-- BEGIN DATASET ENTRIES --

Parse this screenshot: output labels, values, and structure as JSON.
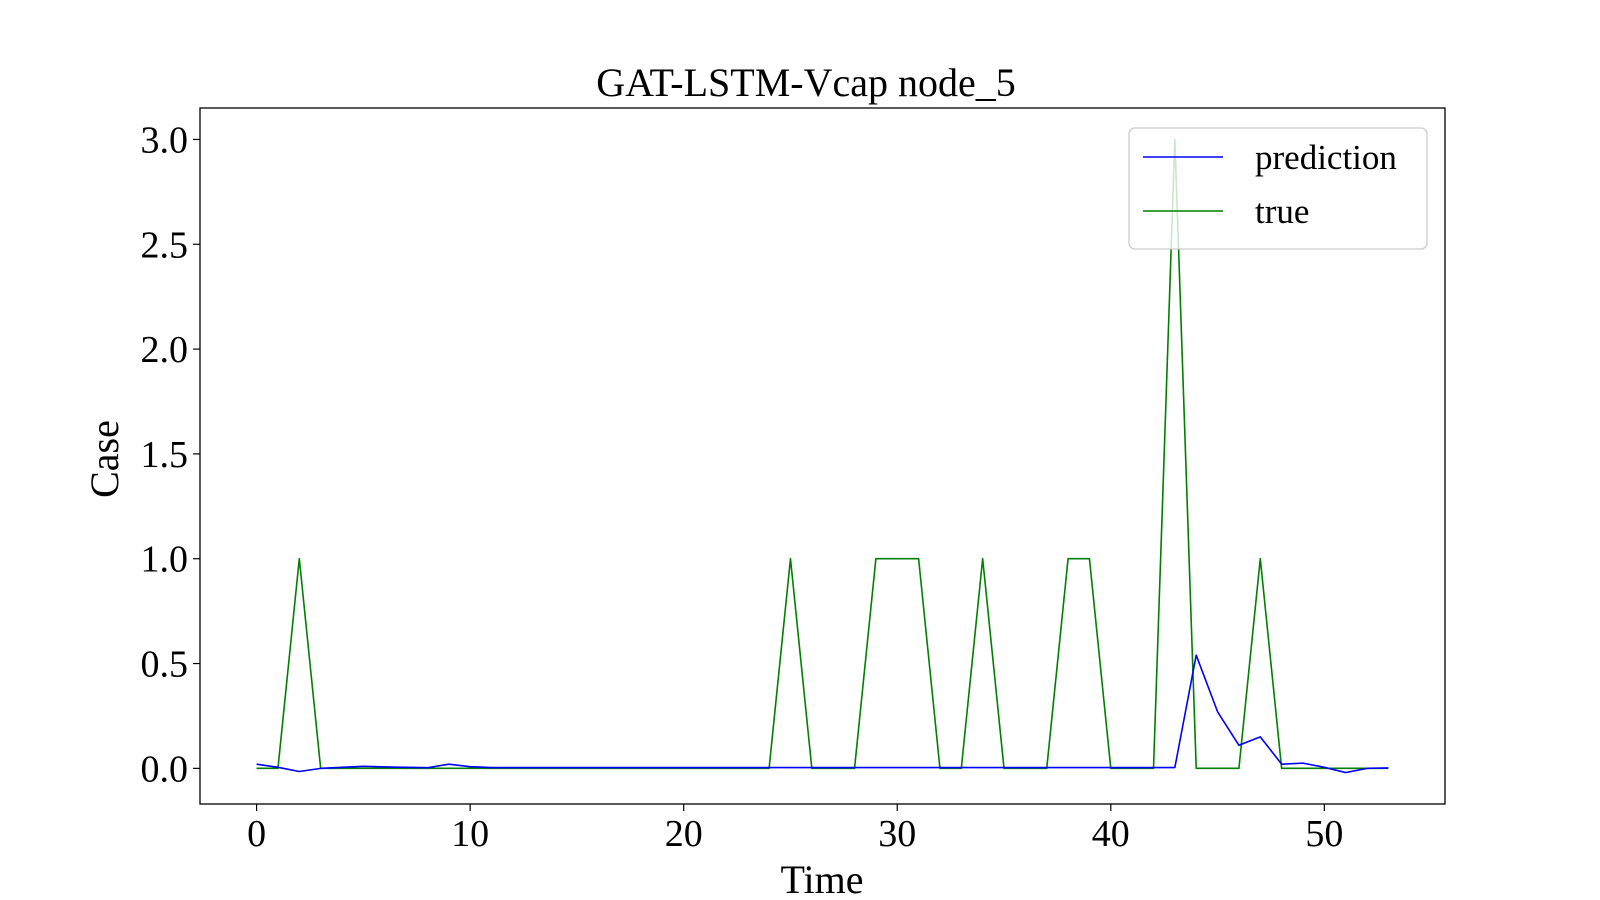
{
  "chart_data": {
    "type": "line",
    "title": "GAT-LSTM-Vcap  node_5",
    "xlabel": "Time",
    "ylabel": "Case",
    "xlim": [
      -2.65,
      55.65
    ],
    "ylim": [
      -0.17,
      3.15
    ],
    "xticks": [
      0,
      10,
      20,
      30,
      40,
      50
    ],
    "yticks": [
      0.0,
      0.5,
      1.0,
      1.5,
      2.0,
      2.5,
      3.0
    ],
    "xtick_labels": [
      "0",
      "10",
      "20",
      "30",
      "40",
      "50"
    ],
    "ytick_labels": [
      "0.0",
      "0.5",
      "1.0",
      "1.5",
      "2.0",
      "2.5",
      "3.0"
    ],
    "grid": false,
    "legend": "top-right",
    "x": [
      0,
      1,
      2,
      3,
      4,
      5,
      6,
      7,
      8,
      9,
      10,
      11,
      12,
      13,
      14,
      15,
      16,
      17,
      18,
      19,
      20,
      21,
      22,
      23,
      24,
      25,
      26,
      27,
      28,
      29,
      30,
      31,
      32,
      33,
      34,
      35,
      36,
      37,
      38,
      39,
      40,
      41,
      42,
      43,
      44,
      45,
      46,
      47,
      48,
      49,
      50,
      51,
      52,
      53
    ],
    "series": [
      {
        "name": "prediction",
        "color": "#0000ff",
        "values": [
          0.02,
          0.005,
          -0.015,
          0.0,
          0.005,
          0.01,
          0.007,
          0.005,
          0.003,
          0.02,
          0.008,
          0.004,
          0.004,
          0.004,
          0.004,
          0.004,
          0.004,
          0.004,
          0.004,
          0.004,
          0.004,
          0.004,
          0.004,
          0.004,
          0.004,
          0.004,
          0.004,
          0.004,
          0.004,
          0.004,
          0.004,
          0.004,
          0.004,
          0.004,
          0.004,
          0.004,
          0.004,
          0.004,
          0.004,
          0.004,
          0.004,
          0.004,
          0.004,
          0.004,
          0.54,
          0.27,
          0.11,
          0.15,
          0.02,
          0.025,
          0.005,
          -0.02,
          0.0,
          0.002
        ]
      },
      {
        "name": "true",
        "color": "#008000",
        "values": [
          0,
          0,
          1,
          0,
          0,
          0,
          0,
          0,
          0,
          0,
          0,
          0,
          0,
          0,
          0,
          0,
          0,
          0,
          0,
          0,
          0,
          0,
          0,
          0,
          0,
          1,
          0,
          0,
          0,
          1,
          1,
          1,
          0,
          0,
          1,
          0,
          0,
          0,
          1,
          1,
          0,
          0,
          0,
          3,
          0,
          0,
          0,
          1,
          0,
          0,
          0,
          0,
          0,
          0
        ]
      }
    ]
  }
}
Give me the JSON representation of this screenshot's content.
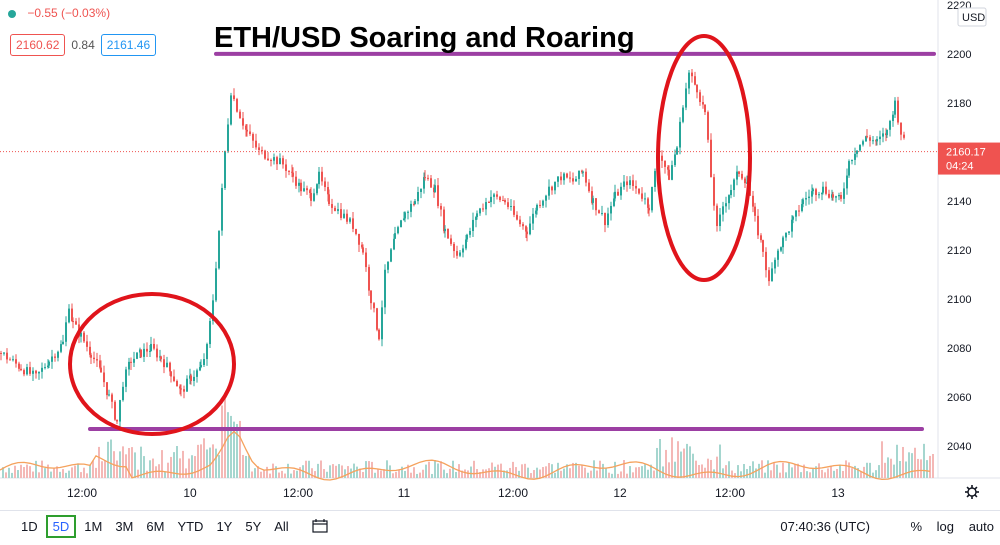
{
  "header": {
    "change": "−0.55 (−0.03%)",
    "bid": "2160.62",
    "spread": "0.84",
    "ask": "2161.46"
  },
  "annotation_title": "ETH/USD Soaring and Roaring",
  "price_axis": {
    "currency": "USD",
    "ticks": [
      "2220",
      "2200",
      "2180",
      "2160",
      "2140",
      "2120",
      "2100",
      "2080",
      "2060",
      "2040"
    ],
    "last_price": "2160.17",
    "countdown": "04:24"
  },
  "time_axis": {
    "ticks": [
      "12:00",
      "10",
      "12:00",
      "11",
      "12:00",
      "12",
      "12:00",
      "13"
    ]
  },
  "bottom_bar": {
    "ranges": [
      "1D",
      "5D",
      "1M",
      "3M",
      "6M",
      "YTD",
      "1Y",
      "5Y",
      "All"
    ],
    "active_range": "5D",
    "clock": "07:40:36 (UTC)",
    "percent": "%",
    "log": "log",
    "auto": "auto"
  },
  "colors": {
    "up": "#26a69a",
    "down": "#ef5350",
    "annotation_line": "#9c3fa3",
    "annotation_ellipse": "#e0141b",
    "volume_ma": "#f5a25d"
  },
  "chart_data": {
    "type": "line",
    "title": "ETH/USD Soaring and Roaring",
    "ylabel": "USD",
    "ylim": [
      2027,
      2222
    ],
    "x_ticks": [
      "12:00",
      "10",
      "12:00",
      "11",
      "12:00",
      "12",
      "12:00",
      "13"
    ],
    "series": [
      {
        "values": [
          [
            0,
            2078
          ],
          [
            20,
            2072
          ],
          [
            35,
            2068
          ],
          [
            48,
            2075
          ],
          [
            62,
            2082
          ],
          [
            68,
            2098
          ],
          [
            72,
            2090
          ],
          [
            80,
            2085
          ],
          [
            90,
            2078
          ],
          [
            100,
            2070
          ],
          [
            108,
            2060
          ],
          [
            116,
            2050
          ],
          [
            122,
            2066
          ],
          [
            130,
            2075
          ],
          [
            140,
            2078
          ],
          [
            150,
            2080
          ],
          [
            160,
            2076
          ],
          [
            170,
            2070
          ],
          [
            180,
            2062
          ],
          [
            190,
            2068
          ],
          [
            200,
            2072
          ],
          [
            206,
            2080
          ],
          [
            212,
            2100
          ],
          [
            218,
            2128
          ],
          [
            224,
            2160
          ],
          [
            230,
            2185
          ],
          [
            236,
            2178
          ],
          [
            246,
            2168
          ],
          [
            258,
            2160
          ],
          [
            270,
            2158
          ],
          [
            282,
            2155
          ],
          [
            292,
            2150
          ],
          [
            300,
            2145
          ],
          [
            310,
            2142
          ],
          [
            318,
            2150
          ],
          [
            328,
            2140
          ],
          [
            340,
            2135
          ],
          [
            352,
            2130
          ],
          [
            362,
            2120
          ],
          [
            370,
            2100
          ],
          [
            378,
            2085
          ],
          [
            384,
            2110
          ],
          [
            394,
            2125
          ],
          [
            404,
            2135
          ],
          [
            414,
            2140
          ],
          [
            424,
            2150
          ],
          [
            434,
            2145
          ],
          [
            444,
            2128
          ],
          [
            456,
            2118
          ],
          [
            466,
            2125
          ],
          [
            476,
            2135
          ],
          [
            490,
            2142
          ],
          [
            504,
            2140
          ],
          [
            516,
            2132
          ],
          [
            526,
            2128
          ],
          [
            536,
            2138
          ],
          [
            548,
            2145
          ],
          [
            560,
            2150
          ],
          [
            572,
            2148
          ],
          [
            582,
            2152
          ],
          [
            592,
            2140
          ],
          [
            604,
            2132
          ],
          [
            614,
            2142
          ],
          [
            626,
            2148
          ],
          [
            638,
            2144
          ],
          [
            648,
            2138
          ],
          [
            658,
            2160
          ],
          [
            668,
            2150
          ],
          [
            676,
            2162
          ],
          [
            682,
            2180
          ],
          [
            688,
            2192
          ],
          [
            696,
            2186
          ],
          [
            704,
            2176
          ],
          [
            710,
            2150
          ],
          [
            716,
            2128
          ],
          [
            722,
            2138
          ],
          [
            730,
            2145
          ],
          [
            738,
            2152
          ],
          [
            746,
            2148
          ],
          [
            754,
            2132
          ],
          [
            762,
            2120
          ],
          [
            768,
            2106
          ],
          [
            774,
            2118
          ],
          [
            782,
            2124
          ],
          [
            792,
            2132
          ],
          [
            802,
            2140
          ],
          [
            812,
            2144
          ],
          [
            822,
            2145
          ],
          [
            832,
            2142
          ],
          [
            840,
            2140
          ],
          [
            848,
            2156
          ],
          [
            856,
            2162
          ],
          [
            866,
            2166
          ],
          [
            876,
            2164
          ],
          [
            886,
            2168
          ],
          [
            894,
            2180
          ],
          [
            900,
            2168
          ],
          [
            906,
            2160
          ]
        ]
      }
    ],
    "annotations": {
      "resistance": 2200,
      "support": 2047
    }
  }
}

-- END DATASET ENTRIES --

## REQUIREMENTS:
Scan the listing above. Collect all lines with the word "screenshot".

## FULL OUTPUT:
Parse this screenshot: output labels, values, and structure as JSON.
Give me the JSON representation of this screenshot's content.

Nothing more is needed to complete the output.